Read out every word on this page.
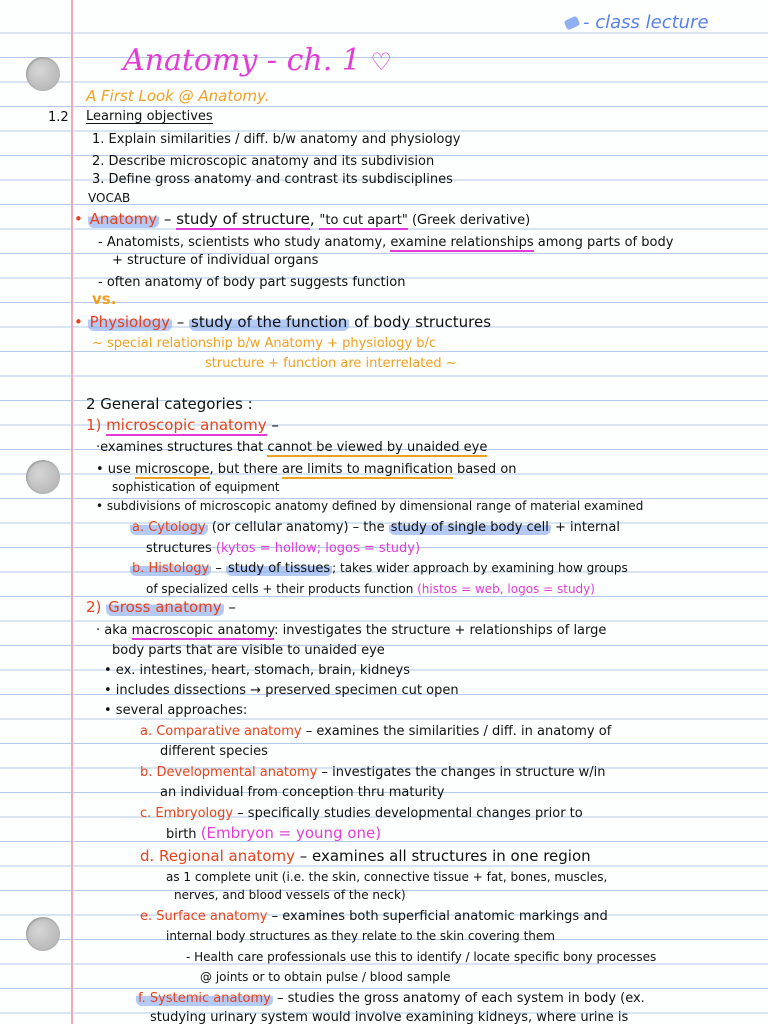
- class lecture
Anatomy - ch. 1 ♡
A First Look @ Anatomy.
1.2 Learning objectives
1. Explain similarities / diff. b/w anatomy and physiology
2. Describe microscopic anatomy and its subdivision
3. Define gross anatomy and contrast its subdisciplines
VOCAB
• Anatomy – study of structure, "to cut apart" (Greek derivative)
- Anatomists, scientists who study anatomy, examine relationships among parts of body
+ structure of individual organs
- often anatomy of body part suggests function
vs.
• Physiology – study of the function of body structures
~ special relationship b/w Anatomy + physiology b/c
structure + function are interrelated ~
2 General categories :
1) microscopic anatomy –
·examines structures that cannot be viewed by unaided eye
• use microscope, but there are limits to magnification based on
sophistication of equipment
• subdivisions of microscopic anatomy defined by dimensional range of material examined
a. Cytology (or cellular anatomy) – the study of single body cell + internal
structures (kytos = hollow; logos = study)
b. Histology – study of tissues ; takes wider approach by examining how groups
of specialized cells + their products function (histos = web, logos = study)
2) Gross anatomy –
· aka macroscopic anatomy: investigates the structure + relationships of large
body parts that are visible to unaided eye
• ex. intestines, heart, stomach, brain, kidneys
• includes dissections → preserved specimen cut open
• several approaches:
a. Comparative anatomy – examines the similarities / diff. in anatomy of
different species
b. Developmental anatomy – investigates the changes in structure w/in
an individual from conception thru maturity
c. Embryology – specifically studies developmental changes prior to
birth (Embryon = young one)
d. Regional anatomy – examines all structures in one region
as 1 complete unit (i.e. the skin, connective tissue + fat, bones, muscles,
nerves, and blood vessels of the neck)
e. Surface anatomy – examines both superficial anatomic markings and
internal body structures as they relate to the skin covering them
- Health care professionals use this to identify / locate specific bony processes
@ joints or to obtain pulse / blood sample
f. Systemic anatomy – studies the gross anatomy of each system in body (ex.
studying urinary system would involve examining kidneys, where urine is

☆ ☆ ☆

Task brief: Pictures are to be left out; set down everything else in the records exactly.

Solution for this problem:
Read out every word on this page.
- class lecture
Anatomy - ch. 1 ♡
A First Look @ Anatomy.
1.2 Learning objectives
1. Explain similarities / diff. b/w anatomy and physiology
2. Describe microscopic anatomy and its subdivision
3. Define gross anatomy and contrast its subdisciplines
VOCAB
• Anatomy – study of structure, "to cut apart" (Greek derivative)
- Anatomists, scientists who study anatomy, examine relationships among parts of body
+ structure of individual organs
- often anatomy of body part suggests function
vs.
• Physiology – study of the function of body structures
~ special relationship b/w Anatomy + physiology b/c
structure + function are interrelated ~
2 General categories :
1) microscopic anatomy –
·examines structures that cannot be viewed by unaided eye
• use microscope, but there are limits to magnification based on
sophistication of equipment
• subdivisions of microscopic anatomy defined by dimensional range of material examined
a. Cytology (or cellular anatomy) – the study of single body cell + internal
structures (kytos = hollow; logos = study)
b. Histology – study of tissues ; takes wider approach by examining how groups
of specialized cells + their products function (histos = web, logos = study)
2) Gross anatomy –
· aka macroscopic anatomy: investigates the structure + relationships of large
body parts that are visible to unaided eye
• ex. intestines, heart, stomach, brain, kidneys
• includes dissections → preserved specimen cut open
• several approaches:
a. Comparative anatomy – examines the similarities / diff. in anatomy of
different species
b. Developmental anatomy – investigates the changes in structure w/in
an individual from conception thru maturity
c. Embryology – specifically studies developmental changes prior to
birth (Embryon = young one)
d. Regional anatomy – examines all structures in one region
as 1 complete unit (i.e. the skin, connective tissue + fat, bones, muscles,
nerves, and blood vessels of the neck)
e. Surface anatomy – examines both superficial anatomic markings and
internal body structures as they relate to the skin covering them
- Health care professionals use this to identify / locate specific bony processes
@ joints or to obtain pulse / blood sample
f. Systemic anatomy – studies the gross anatomy of each system in body (ex.
studying urinary system would involve examining kidneys, where urine is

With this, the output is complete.